» **WRITTEN REQUEST**
Print every entry, word for word, and skip the images.

» **RECORD EXCERPTS**
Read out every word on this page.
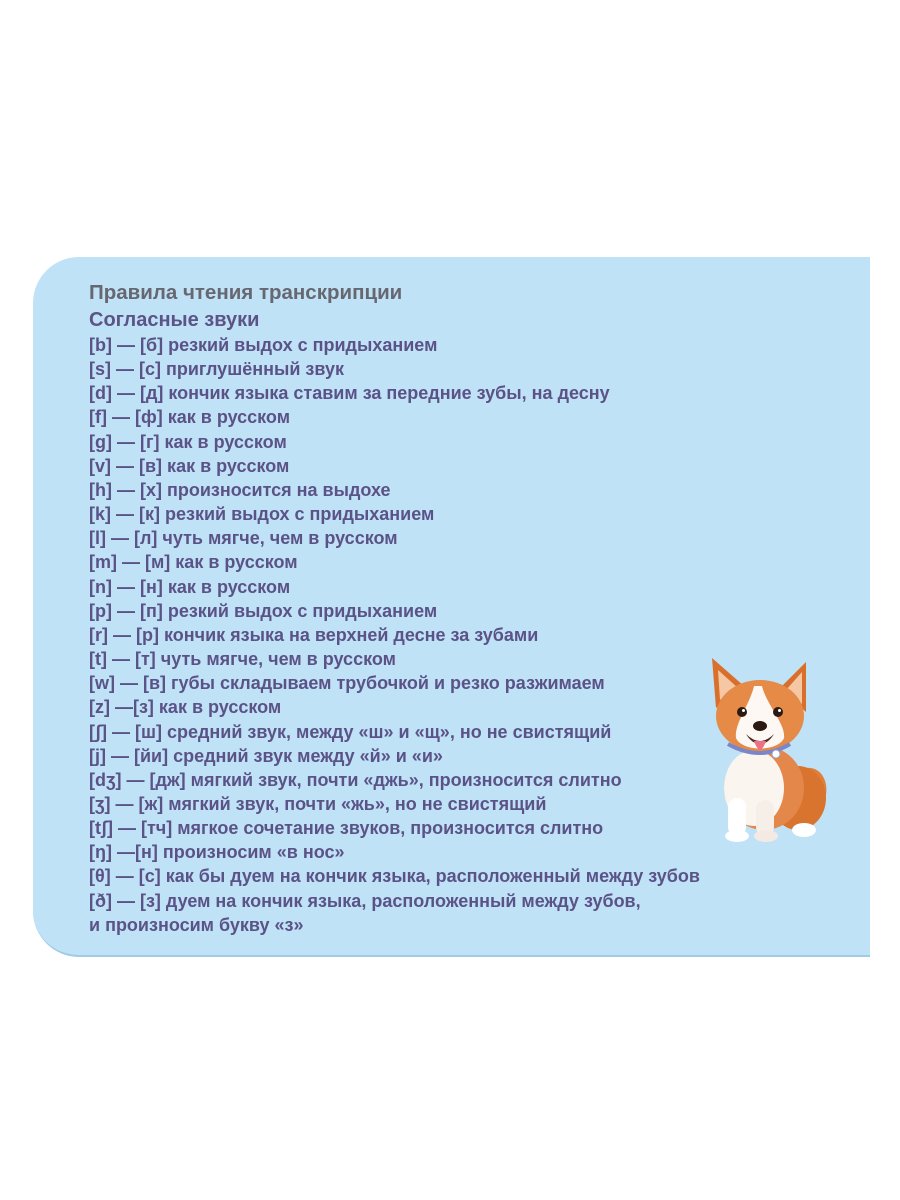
Правила чтения транскрипции
Согласные звуки
[b] — [б] резкий выдох с придыханием
[s] — [с] приглушённый звук
[d] — [д] кончик языка ставим за передние зубы, на десну
[f] — [ф] как в русском
[g] — [г] как в русском
[v] — [в] как в русском
[h] — [х] произносится на выдохе
[k] — [к] резкий выдох с придыханием
[l] — [л] чуть мягче, чем в русском
[m] — [м] как в русском
[n] — [н] как в русском
[p] — [п] резкий выдох с придыханием
[r] — [р] кончик языка на верхней десне за зубами
[t] — [т] чуть мягче, чем в русском
[w] — [в] губы складываем трубочкой и резко разжимаем
[z] —[з] как в русском
[ʃ] — [ш] средний звук, между «ш» и «щ», но не свистящий
[j] — [йи] средний звук между «й» и «и»
[dʒ] — [дж] мягкий звук, почти «джь», произносится слитно
[ʒ] — [ж] мягкий звук, почти «жь», но не свистящий
[tʃ] — [тч] мягкое сочетание звуков, произносится слитно
[ŋ] —[н] произносим «в нос»
[θ] — [с] как бы дуем на кончик языка, расположенный между зубов
[ð] — [з] дуем на кончик языка, расположенный между зубов,
и произносим букву «з»
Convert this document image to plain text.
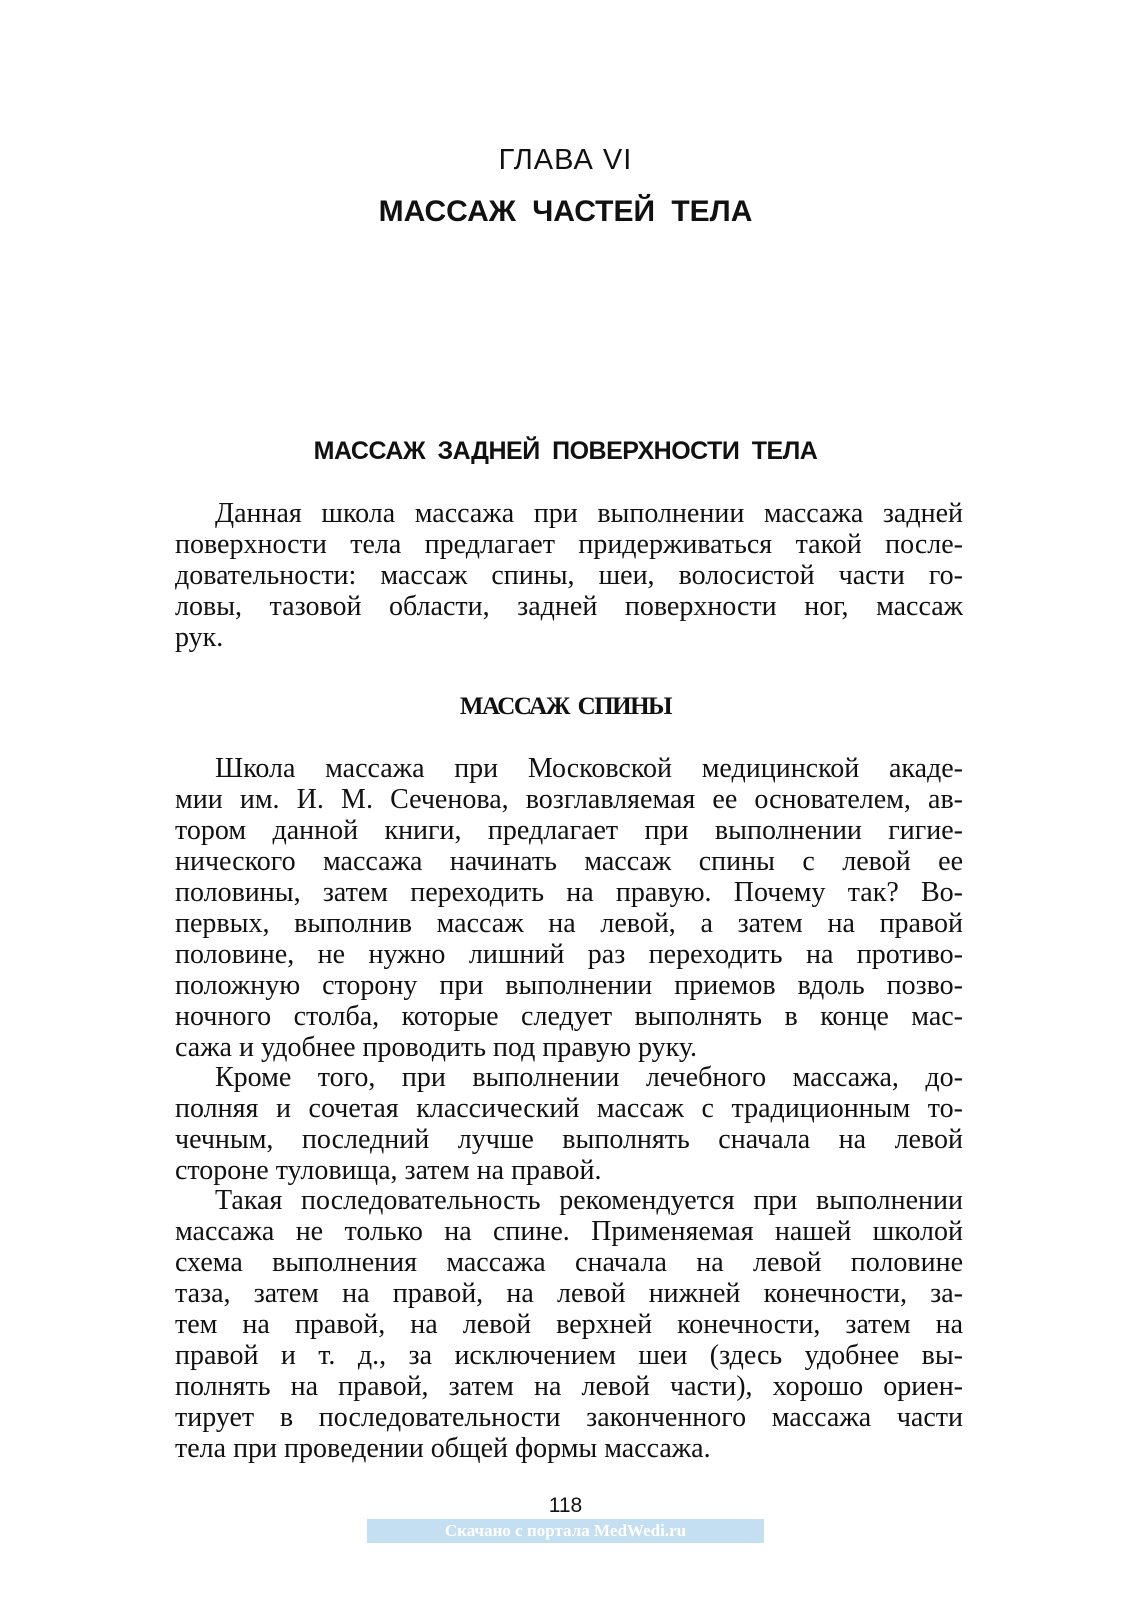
ГЛАВА VI
МАССАЖ ЧАСТЕЙ ТЕЛА
МАССАЖ ЗАДНЕЙ ПОВЕРХНОСТИ ТЕЛА
Данная школа массажа при выполнении массажа задней
поверхности тела предлагает придерживаться такой после-
довательности: массаж спины, шеи, волосистой части го-
ловы, тазовой области, задней поверхности ног, массаж
рук.
МАССАЖ СПИНЫ
Школа массажа при Московской медицинской акаде-
мии им. И. М. Сеченова, возглавляемая ее основателем, ав-
тором данной книги, предлагает при выполнении гигие-
нического массажа начинать массаж спины с левой ее
половины, затем переходить на правую. Почему так? Во-
первых, выполнив массаж на левой, а затем на правой
половине, не нужно лишний раз переходить на противо-
положную сторону при выполнении приемов вдоль позво-
ночного столба, которые следует выполнять в конце мас-
сажа и удобнее проводить под правую руку.
Кроме того, при выполнении лечебного массажа, до-
полняя и сочетая классический массаж с традиционным то-
чечным, последний лучше выполнять сначала на левой
стороне туловища, затем на правой.
Такая последовательность рекомендуется при выполнении
массажа не только на спине. Применяемая нашей школой
схема выполнения массажа сначала на левой половине
таза, затем на правой, на левой нижней конечности, за-
тем на правой, на левой верхней конечности, затем на
правой и т. д., за исключением шеи (здесь удобнее вы-
полнять на правой, затем на левой части), хорошо ориен-
тирует в последовательности законченного массажа части
тела при проведении общей формы массажа.
118
Скачано с портала MedWedi.ru
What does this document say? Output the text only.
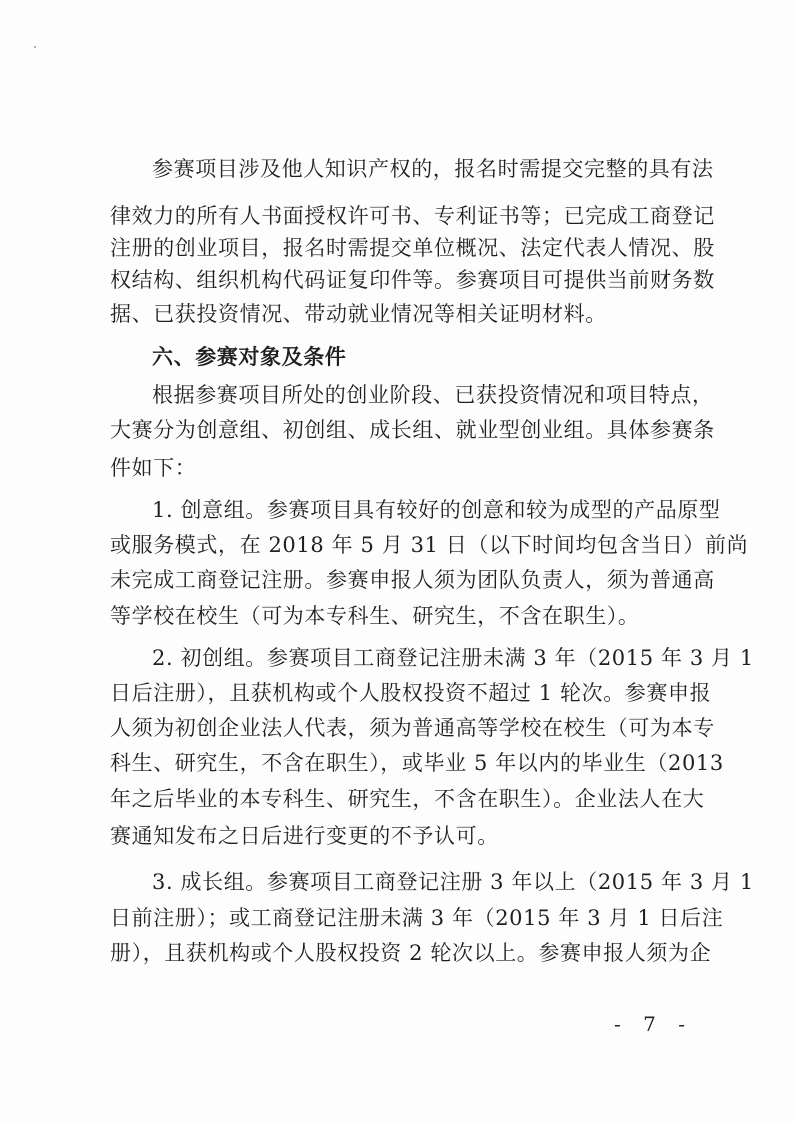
参赛项目涉及他人知识产权的，报名时需提交完整的具有法
律效力的所有人书面授权许可书、专利证书等；已完成工商登记
注册的创业项目，报名时需提交单位概况、法定代表人情况、股
权结构、组织机构代码证复印件等。参赛项目可提供当前财务数
据、已获投资情况、带动就业情况等相关证明材料。
六、参赛对象及条件
根据参赛项目所处的创业阶段、已获投资情况和项目特点，
大赛分为创意组、初创组、成长组、就业型创业组。具体参赛条
件如下：
1. 创意组。参赛项目具有较好的创意和较为成型的产品原型
或服务模式，在 2018 年 5 月 31 日（以下时间均包含当日）前尚
未完成工商登记注册。参赛申报人须为团队负责人，须为普通高
等学校在校生（可为本专科生、研究生，不含在职生）。
2. 初创组。参赛项目工商登记注册未满 3 年（2015 年 3 月 1
日后注册），且获机构或个人股权投资不超过 1 轮次。参赛申报
人须为初创企业法人代表，须为普通高等学校在校生（可为本专
科生、研究生，不含在职生），或毕业 5 年以内的毕业生（2013
年之后毕业的本专科生、研究生，不含在职生）。企业法人在大
赛通知发布之日后进行变更的不予认可。
3. 成长组。参赛项目工商登记注册 3 年以上（2015 年 3 月 1
日前注册）；或工商登记注册未满 3 年（2015 年 3 月 1 日后注
册），且获机构或个人股权投资 2 轮次以上。参赛申报人须为企
- 7 -
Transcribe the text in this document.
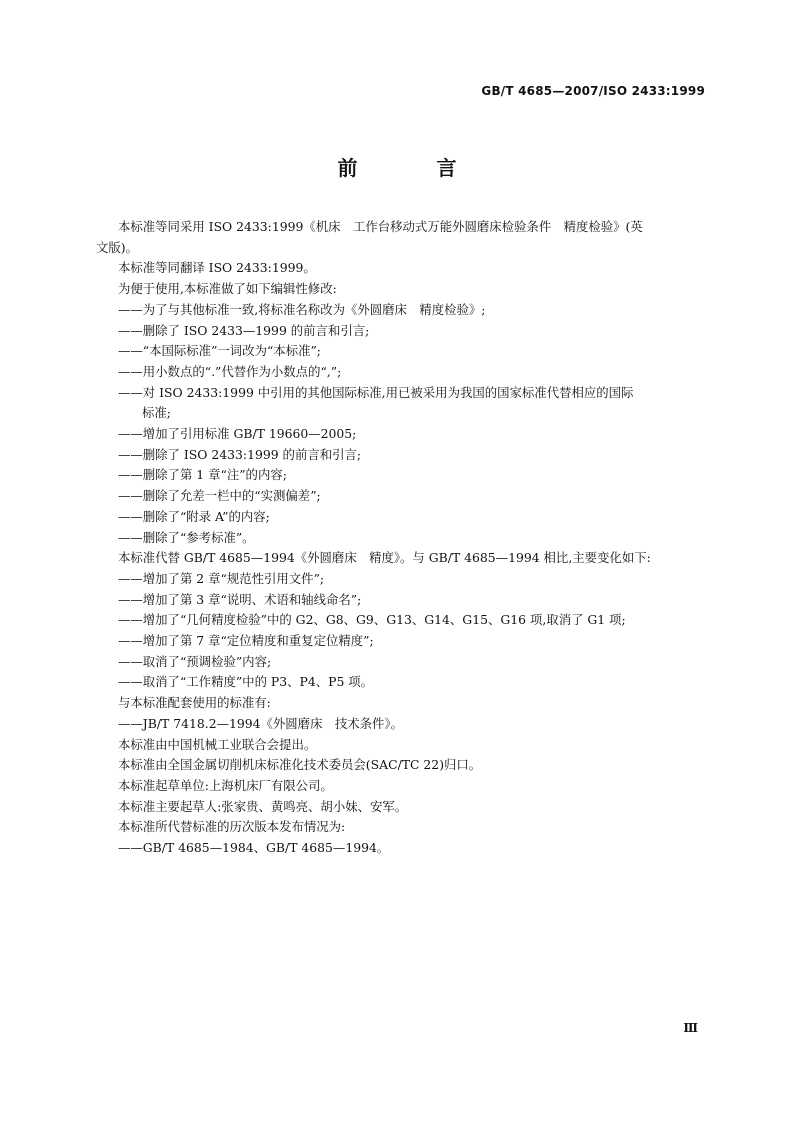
GB/T 4685—2007/ISO 2433:1999
前 言
本标准等同采用 ISO 2433:1999《机床　工作台移动式万能外圆磨床检验条件　精度检验》(英
文版)。
本标准等同翻译 ISO 2433:1999。
为便于使用,本标准做了如下编辑性修改:
——为了与其他标准一致,将标准名称改为《外圆磨床　精度检验》;
——删除了 ISO 2433—1999 的前言和引言;
——“本国际标准”一词改为“本标准”;
——用小数点的“.”代替作为小数点的“,”;
——对 ISO 2433:1999 中引用的其他国际标准,用已被采用为我国的国家标准代替相应的国际
标准;
——增加了引用标准 GB/T 19660—2005;
——删除了 ISO 2433:1999 的前言和引言;
——删除了第 1 章“注”的内容;
——删除了允差一栏中的“实测偏差”;
——删除了“附录 A”的内容;
——删除了“参考标准”。
本标准代替 GB/T 4685—1994《外圆磨床　精度》。与 GB/T 4685—1994 相比,主要变化如下:
——增加了第 2 章“规范性引用文件”;
——增加了第 3 章“说明、术语和轴线命名”;
——增加了“几何精度检验”中的 G2、G8、G9、G13、G14、G15、G16 项,取消了 G1 项;
——增加了第 7 章“定位精度和重复定位精度”;
——取消了“预调检验”内容;
——取消了“工作精度”中的 P3、P4、P5 项。
与本标准配套使用的标准有:
——JB/T 7418.2—1994《外圆磨床　技术条件》。
本标准由中国机械工业联合会提出。
本标准由全国金属切削机床标准化技术委员会(SAC/TC 22)归口。
本标准起草单位:上海机床厂有限公司。
本标准主要起草人:张家贵、黄鸣亮、胡小妹、安军。
本标准所代替标准的历次版本发布情况为:
——GB/T 4685—1984、GB/T 4685—1994。
Ⅲ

» **WORKED ANSWER**
Read out every word on this page.
Правила чтения транскрипции
Согласные звуки
[b] — [б] резкий выдох с придыханием
[s] — [с] приглушённый звук
[d] — [д] кончик языка ставим за передние зубы, на десну
[f] — [ф] как в русском
[g] — [г] как в русском
[v] — [в] как в русском
[h] — [х] произносится на выдохе
[k] — [к] резкий выдох с придыханием
[l] — [л] чуть мягче, чем в русском
[m] — [м] как в русском
[n] — [н] как в русском
[p] — [п] резкий выдох с придыханием
[r] — [р] кончик языка на верхней десне за зубами
[t] — [т] чуть мягче, чем в русском
[w] — [в] губы складываем трубочкой и резко разжимаем
[z] —[з] как в русском
[ʃ] — [ш] средний звук, между «ш» и «щ», но не свистящий
[j] — [йи] средний звук между «й» и «и»
[dʒ] — [дж] мягкий звук, почти «джь», произносится слитно
[ʒ] — [ж] мягкий звук, почти «жь», но не свистящий
[tʃ] — [тч] мягкое сочетание звуков, произносится слитно
[ŋ] —[н] произносим «в нос»
[θ] — [с] как бы дуем на кончик языка, расположенный между зубов
[ð] — [з] дуем на кончик языка, расположенный между зубов,
и произносим букву «з»
Convert this document image to plain text.
ГЛАВА VI
МАССАЖ ЧАСТЕЙ ТЕЛА
МАССАЖ ЗАДНЕЙ ПОВЕРХНОСТИ ТЕЛА
Данная школа массажа при выполнении массажа задней
поверхности тела предлагает придерживаться такой после-
довательности: массаж спины, шеи, волосистой части го-
ловы, тазовой области, задней поверхности ног, массаж
рук.
МАССАЖ СПИНЫ
Школа массажа при Московской медицинской акаде-
мии им. И. М. Сеченова, возглавляемая ее основателем, ав-
тором данной книги, предлагает при выполнении гигие-
нического массажа начинать массаж спины с левой ее
половины, затем переходить на правую. Почему так? Во-
первых, выполнив массаж на левой, а затем на правой
половине, не нужно лишний раз переходить на противо-
положную сторону при выполнении приемов вдоль позво-
ночного столба, которые следует выполнять в конце мас-
сажа и удобнее проводить под правую руку.
Кроме того, при выполнении лечебного массажа, до-
полняя и сочетая классический массаж с традиционным то-
чечным, последний лучше выполнять сначала на левой
стороне туловища, затем на правой.
Такая последовательность рекомендуется при выполнении
массажа не только на спине. Применяемая нашей школой
схема выполнения массажа сначала на левой половине
таза, затем на правой, на левой нижней конечности, за-
тем на правой, на левой верхней конечности, затем на
правой и т. д., за исключением шеи (здесь удобнее вы-
полнять на правой, затем на левой части), хорошо ориен-
тирует в последовательности законченного массажа части
тела при проведении общей формы массажа.
118
Скачано с портала MedWedi.ru
What does this document say? Output the text only.
参赛项目涉及他人知识产权的，报名时需提交完整的具有法
律效力的所有人书面授权许可书、专利证书等；已完成工商登记
注册的创业项目，报名时需提交单位概况、法定代表人情况、股
权结构、组织机构代码证复印件等。参赛项目可提供当前财务数
据、已获投资情况、带动就业情况等相关证明材料。
六、参赛对象及条件
根据参赛项目所处的创业阶段、已获投资情况和项目特点，
大赛分为创意组、初创组、成长组、就业型创业组。具体参赛条
件如下：
1. 创意组。参赛项目具有较好的创意和较为成型的产品原型
或服务模式，在 2018 年 5 月 31 日（以下时间均包含当日）前尚
未完成工商登记注册。参赛申报人须为团队负责人，须为普通高
等学校在校生（可为本专科生、研究生，不含在职生）。
2. 初创组。参赛项目工商登记注册未满 3 年（2015 年 3 月 1
日后注册），且获机构或个人股权投资不超过 1 轮次。参赛申报
人须为初创企业法人代表，须为普通高等学校在校生（可为本专
科生、研究生，不含在职生），或毕业 5 年以内的毕业生（2013
年之后毕业的本专科生、研究生，不含在职生）。企业法人在大
赛通知发布之日后进行变更的不予认可。
3. 成长组。参赛项目工商登记注册 3 年以上（2015 年 3 月 1
日前注册）；或工商登记注册未满 3 年（2015 年 3 月 1 日后注
册），且获机构或个人股权投资 2 轮次以上。参赛申报人须为企
- 7 -
Transcribe the text in this document.
GB/T 4685—2007/ISO 2433:1999
前 言
本标准等同采用 ISO 2433:1999《机床　工作台移动式万能外圆磨床检验条件　精度检验》(英
文版)。
本标准等同翻译 ISO 2433:1999。
为便于使用,本标准做了如下编辑性修改:
——为了与其他标准一致,将标准名称改为《外圆磨床　精度检验》;
——删除了 ISO 2433—1999 的前言和引言;
——“本国际标准”一词改为“本标准”;
——用小数点的“.”代替作为小数点的“,”;
——对 ISO 2433:1999 中引用的其他国际标准,用已被采用为我国的国家标准代替相应的国际
标准;
——增加了引用标准 GB/T 19660—2005;
——删除了 ISO 2433:1999 的前言和引言;
——删除了第 1 章“注”的内容;
——删除了允差一栏中的“实测偏差”;
——删除了“附录 A”的内容;
——删除了“参考标准”。
本标准代替 GB/T 4685—1994《外圆磨床　精度》。与 GB/T 4685—1994 相比,主要变化如下:
——增加了第 2 章“规范性引用文件”;
——增加了第 3 章“说明、术语和轴线命名”;
——增加了“几何精度检验”中的 G2、G8、G9、G13、G14、G15、G16 项,取消了 G1 项;
——增加了第 7 章“定位精度和重复定位精度”;
——取消了“预调检验”内容;
——取消了“工作精度”中的 P3、P4、P5 项。
与本标准配套使用的标准有:
——JB/T 7418.2—1994《外圆磨床　技术条件》。
本标准由中国机械工业联合会提出。
本标准由全国金属切削机床标准化技术委员会(SAC/TC 22)归口。
本标准起草单位:上海机床厂有限公司。
本标准主要起草人:张家贵、黄鸣亮、胡小妹、安军。
本标准所代替标准的历次版本发布情况为:
——GB/T 4685—1984、GB/T 4685—1994。
Ⅲ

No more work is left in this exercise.